> REQUIRED WORK:
Reproduce every record below exactly as written, but leave out any pictures.

(Data entries)
⟨
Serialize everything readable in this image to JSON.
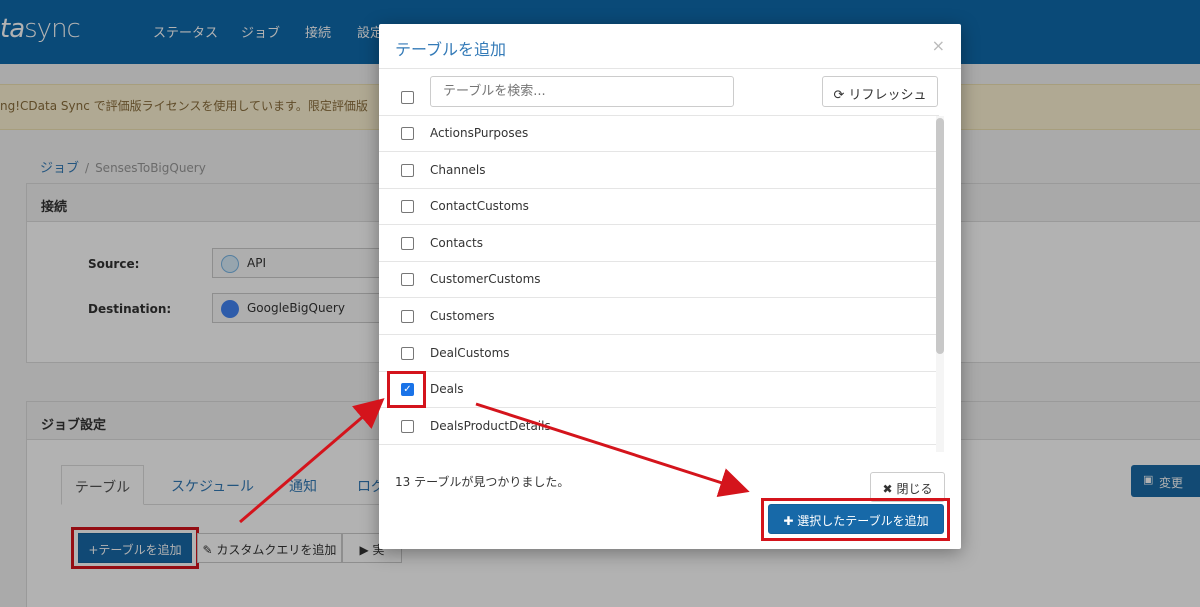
{
  "header": {
    "logo_a": "ta",
    "logo_b": "sync",
    "nav": [
      "ステータス",
      "ジョブ",
      "接続",
      "設定"
    ]
  },
  "notice": {
    "text": "ng!CData Sync で評価版ライセンスを使用しています。限定評価版"
  },
  "breadcrumb": {
    "root": "ジョブ",
    "separator": "/",
    "current": "SensesToBigQuery"
  },
  "connection": {
    "title": "接続",
    "source_label": "Source:",
    "source_value": "API",
    "destination_label": "Destination:",
    "destination_value": "GoogleBigQuery"
  },
  "job_settings": {
    "title": "ジョブ設定",
    "tabs": [
      "テーブル",
      "スケジュール",
      "通知",
      "ログ"
    ],
    "add_table_label": "+テーブルを追加",
    "custom_query_label": "カスタムクエリを追加",
    "run_label": "▶ 実",
    "save_label": "変更"
  },
  "modal": {
    "title": "テーブルを追加",
    "close_symbol": "×",
    "search_placeholder": "テーブルを検索...",
    "refresh_label": "リフレッシュ",
    "tables": [
      {
        "name": "ActionsPurposes",
        "checked": false
      },
      {
        "name": "Channels",
        "checked": false
      },
      {
        "name": "ContactCustoms",
        "checked": false
      },
      {
        "name": "Contacts",
        "checked": false
      },
      {
        "name": "CustomerCustoms",
        "checked": false
      },
      {
        "name": "Customers",
        "checked": false
      },
      {
        "name": "DealCustoms",
        "checked": false
      },
      {
        "name": "Deals",
        "checked": true
      },
      {
        "name": "DealsProductDetails",
        "checked": false
      }
    ],
    "found_text": "13 テーブルが見つかりました。",
    "close_label": "閉じる",
    "add_selected_label": "選択したテーブルを追加"
  },
  "colors": {
    "brand": "#0f6aad",
    "primary": "#1769a8",
    "highlight": "#d4141c"
  }
}
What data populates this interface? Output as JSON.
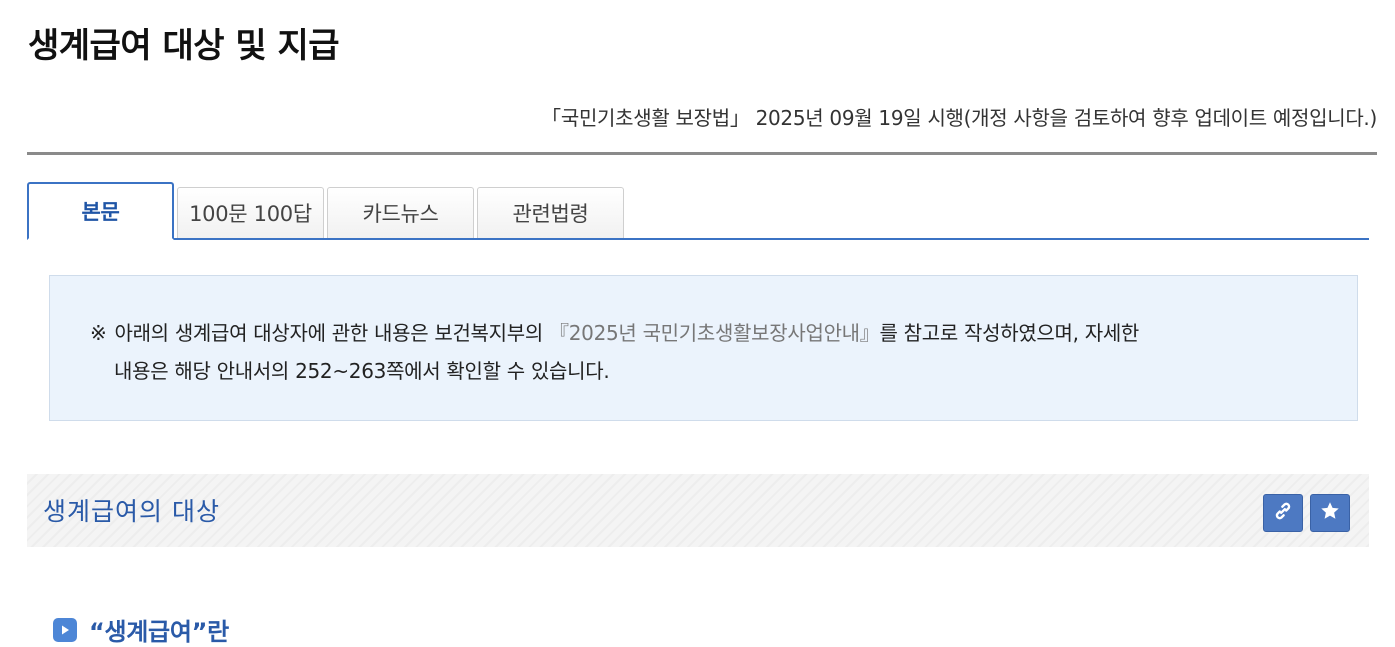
{
  "page": {
    "title": "생계급여 대상 및 지급",
    "law_note": "「국민기초생활 보장법」 2025년 09월 19일 시행(개정 사항을 검토하여 향후 업데이트 예정입니다.)"
  },
  "tabs": [
    {
      "label": "본문",
      "active": true
    },
    {
      "label": "100문 100답",
      "active": false
    },
    {
      "label": "카드뉴스",
      "active": false
    },
    {
      "label": "관련법령",
      "active": false
    }
  ],
  "notice": {
    "mark": "※",
    "text_before": "아래의 생계급여 대상자에 관한 내용은 보건복지부의",
    "book_title": "『2025년 국민기초생활보장사업안내』",
    "text_after": "를 참고로 작성하였으며, 자세한",
    "text_line2": "내용은 해당 안내서의 252~263쪽에서 확인할 수 있습니다."
  },
  "section": {
    "title": "생계급여의 대상",
    "link_icon": "link-icon",
    "favorite_icon": "star-icon"
  },
  "subheading": {
    "text": "“생계급여”란",
    "icon": "play-icon"
  },
  "colors": {
    "accent": "#3b73c4",
    "section_title": "#2a5aa8",
    "notice_bg": "#ebf3fc",
    "button_bg": "#4d79c2"
  }
}
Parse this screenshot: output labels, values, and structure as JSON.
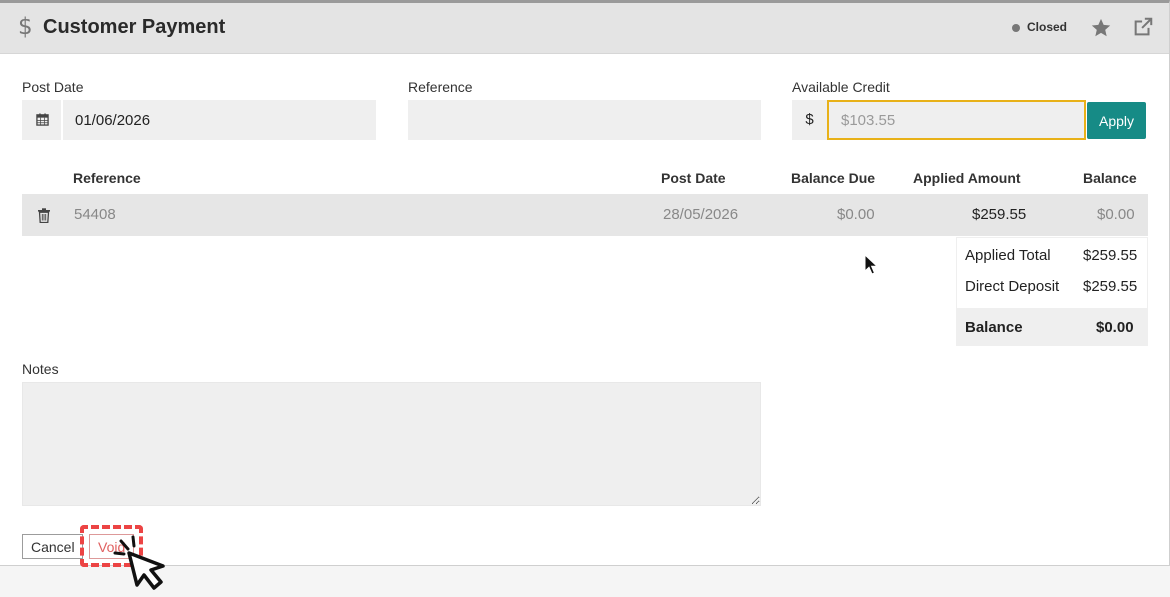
{
  "header": {
    "title": "Customer Payment",
    "status": "Closed",
    "status_color": "#777777",
    "icons": [
      "dollar-icon",
      "star-icon",
      "external-link-icon"
    ]
  },
  "form": {
    "post_date_label": "Post Date",
    "post_date_value": "01/06/2026",
    "reference_label": "Reference",
    "reference_value": "",
    "available_credit_label": "Available Credit",
    "currency_symbol": "$",
    "available_credit_placeholder": "$103.55",
    "apply_label": "Apply"
  },
  "table": {
    "columns": [
      "Reference",
      "Post Date",
      "Balance Due",
      "Applied Amount",
      "Balance"
    ],
    "rows": [
      {
        "reference": "54408",
        "post_date": "28/05/2026",
        "balance_due": "$0.00",
        "applied_amount": "$259.55",
        "balance": "$0.00"
      }
    ]
  },
  "totals": {
    "applied_total_label": "Applied Total",
    "applied_total_value": "$259.55",
    "direct_deposit_label": "Direct Deposit",
    "direct_deposit_value": "$259.55",
    "balance_label": "Balance",
    "balance_value": "$0.00"
  },
  "notes": {
    "label": "Notes",
    "value": ""
  },
  "actions": {
    "cancel_label": "Cancel",
    "void_label": "Void"
  },
  "colors": {
    "accent": "#168b86",
    "focus_border": "#e8b118",
    "highlight": "#ec4444"
  }
}
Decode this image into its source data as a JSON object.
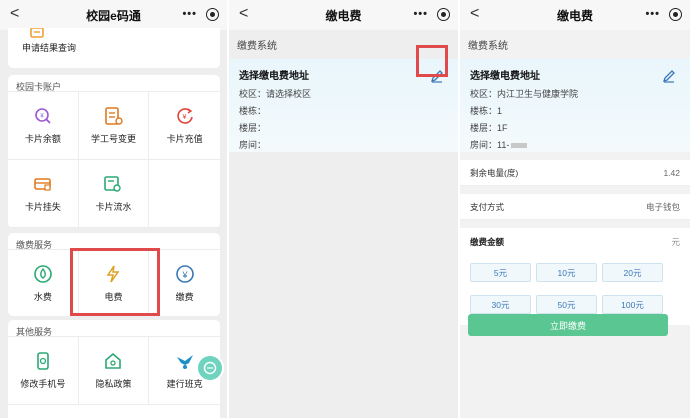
{
  "panel1": {
    "title": "校园e码通",
    "more": "•••",
    "back": "<",
    "top_item_label": "申请结果查询",
    "sections": [
      {
        "title": "校园卡账户",
        "items": [
          "卡片余额",
          "学工号变更",
          "卡片充值",
          "卡片挂失",
          "卡片流水"
        ]
      },
      {
        "title": "缴费服务",
        "items": [
          "水费",
          "电费",
          "缴费"
        ]
      },
      {
        "title": "其他服务",
        "items": [
          "修改手机号",
          "隐私政策",
          "建行班克"
        ]
      }
    ]
  },
  "panel2": {
    "title": "缴电费",
    "back": "<",
    "more": "•••",
    "section": "缴费系统",
    "addr_title": "选择缴电费地址",
    "campus": "校区：请选择校区",
    "building": "楼栋：",
    "floor": "楼层：",
    "room": "房间："
  },
  "panel3": {
    "title": "缴电费",
    "back": "<",
    "more": "•••",
    "section": "缴费系统",
    "addr_title": "选择缴电费地址",
    "campus": "校区：内江卫生与健康学院",
    "building": "楼栋：1",
    "floor": "楼层：1F",
    "room": "房间：11-",
    "remain_label": "剩余电量(度)",
    "remain_value": "1.42",
    "pay_method_label": "支付方式",
    "pay_method_value": "电子钱包",
    "amount_label": "缴费金额",
    "amount_unit": "元",
    "amounts": [
      "5元",
      "10元",
      "20元",
      "30元",
      "50元",
      "100元"
    ],
    "pay_button": "立即缴费"
  },
  "colors": {
    "highlight": "#e04a4a",
    "accent_green": "#5ac792",
    "link_blue": "#3a78b6"
  }
}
⟩
> TASK ANSWER:
Serialize everything readable in this image to JSON.
{
  "header": {
    "logo_a": "ta",
    "logo_b": "sync",
    "nav": [
      "ステータス",
      "ジョブ",
      "接続",
      "設定"
    ]
  },
  "notice": {
    "text": "ng!CData Sync で評価版ライセンスを使用しています。限定評価版"
  },
  "breadcrumb": {
    "root": "ジョブ",
    "separator": "/",
    "current": "SensesToBigQuery"
  },
  "connection": {
    "title": "接続",
    "source_label": "Source:",
    "source_value": "API",
    "destination_label": "Destination:",
    "destination_value": "GoogleBigQuery"
  },
  "job_settings": {
    "title": "ジョブ設定",
    "tabs": [
      "テーブル",
      "スケジュール",
      "通知",
      "ログ"
    ],
    "add_table_label": "+テーブルを追加",
    "custom_query_label": "カスタムクエリを追加",
    "run_label": "▶ 実",
    "save_label": "変更"
  },
  "modal": {
    "title": "テーブルを追加",
    "close_symbol": "×",
    "search_placeholder": "テーブルを検索...",
    "refresh_label": "リフレッシュ",
    "tables": [
      {
        "name": "ActionsPurposes",
        "checked": false
      },
      {
        "name": "Channels",
        "checked": false
      },
      {
        "name": "ContactCustoms",
        "checked": false
      },
      {
        "name": "Contacts",
        "checked": false
      },
      {
        "name": "CustomerCustoms",
        "checked": false
      },
      {
        "name": "Customers",
        "checked": false
      },
      {
        "name": "DealCustoms",
        "checked": false
      },
      {
        "name": "Deals",
        "checked": true
      },
      {
        "name": "DealsProductDetails",
        "checked": false
      }
    ],
    "found_text": "13 テーブルが見つかりました。",
    "close_label": "閉じる",
    "add_selected_label": "選択したテーブルを追加"
  },
  "colors": {
    "brand": "#0f6aad",
    "primary": "#1769a8",
    "highlight": "#d4141c"
  }
}
What data populates this interface? Output as JSON.
{
  "page": {
    "title": "생계급여 대상 및 지급",
    "law_note": "「국민기초생활 보장법」 2025년 09월 19일 시행(개정 사항을 검토하여 향후 업데이트 예정입니다.)"
  },
  "tabs": [
    {
      "label": "본문",
      "active": true
    },
    {
      "label": "100문 100답",
      "active": false
    },
    {
      "label": "카드뉴스",
      "active": false
    },
    {
      "label": "관련법령",
      "active": false
    }
  ],
  "notice": {
    "mark": "※",
    "text_before": "아래의 생계급여 대상자에 관한 내용은 보건복지부의",
    "book_title": "『2025년 국민기초생활보장사업안내』",
    "text_after": "를 참고로 작성하였으며, 자세한",
    "text_line2": "내용은 해당 안내서의 252~263쪽에서 확인할 수 있습니다."
  },
  "section": {
    "title": "생계급여의 대상",
    "link_icon": "link-icon",
    "favorite_icon": "star-icon"
  },
  "subheading": {
    "text": "“생계급여”란",
    "icon": "play-icon"
  },
  "colors": {
    "accent": "#3b73c4",
    "section_title": "#2a5aa8",
    "notice_bg": "#ebf3fc",
    "button_bg": "#4d79c2"
  }
}
Parse this screenshot: output labels, values, and structure as JSON.
{
  "header": {
    "title": "Customer Payment",
    "status": "Closed",
    "status_color": "#777777",
    "icons": [
      "dollar-icon",
      "star-icon",
      "external-link-icon"
    ]
  },
  "form": {
    "post_date_label": "Post Date",
    "post_date_value": "01/06/2026",
    "reference_label": "Reference",
    "reference_value": "",
    "available_credit_label": "Available Credit",
    "currency_symbol": "$",
    "available_credit_placeholder": "$103.55",
    "apply_label": "Apply"
  },
  "table": {
    "columns": [
      "Reference",
      "Post Date",
      "Balance Due",
      "Applied Amount",
      "Balance"
    ],
    "rows": [
      {
        "reference": "54408",
        "post_date": "28/05/2026",
        "balance_due": "$0.00",
        "applied_amount": "$259.55",
        "balance": "$0.00"
      }
    ]
  },
  "totals": {
    "applied_total_label": "Applied Total",
    "applied_total_value": "$259.55",
    "direct_deposit_label": "Direct Deposit",
    "direct_deposit_value": "$259.55",
    "balance_label": "Balance",
    "balance_value": "$0.00"
  },
  "notes": {
    "label": "Notes",
    "value": ""
  },
  "actions": {
    "cancel_label": "Cancel",
    "void_label": "Void"
  },
  "colors": {
    "accent": "#168b86",
    "focus_border": "#e8b118",
    "highlight": "#ec4444"
  }
}
Decode this image into its source data as a JSON object.
{
  "panel1": {
    "title": "校园e码通",
    "more": "•••",
    "back": "<",
    "top_item_label": "申请结果查询",
    "sections": [
      {
        "title": "校园卡账户",
        "items": [
          "卡片余额",
          "学工号变更",
          "卡片充值",
          "卡片挂失",
          "卡片流水"
        ]
      },
      {
        "title": "缴费服务",
        "items": [
          "水费",
          "电费",
          "缴费"
        ]
      },
      {
        "title": "其他服务",
        "items": [
          "修改手机号",
          "隐私政策",
          "建行班克"
        ]
      }
    ]
  },
  "panel2": {
    "title": "缴电费",
    "back": "<",
    "more": "•••",
    "section": "缴费系统",
    "addr_title": "选择缴电费地址",
    "campus": "校区：请选择校区",
    "building": "楼栋：",
    "floor": "楼层：",
    "room": "房间："
  },
  "panel3": {
    "title": "缴电费",
    "back": "<",
    "more": "•••",
    "section": "缴费系统",
    "addr_title": "选择缴电费地址",
    "campus": "校区：内江卫生与健康学院",
    "building": "楼栋：1",
    "floor": "楼层：1F",
    "room": "房间：11-",
    "remain_label": "剩余电量(度)",
    "remain_value": "1.42",
    "pay_method_label": "支付方式",
    "pay_method_value": "电子钱包",
    "amount_label": "缴费金额",
    "amount_unit": "元",
    "amounts": [
      "5元",
      "10元",
      "20元",
      "30元",
      "50元",
      "100元"
    ],
    "pay_button": "立即缴费"
  },
  "colors": {
    "highlight": "#e04a4a",
    "accent_green": "#5ac792",
    "link_blue": "#3a78b6"
  }
}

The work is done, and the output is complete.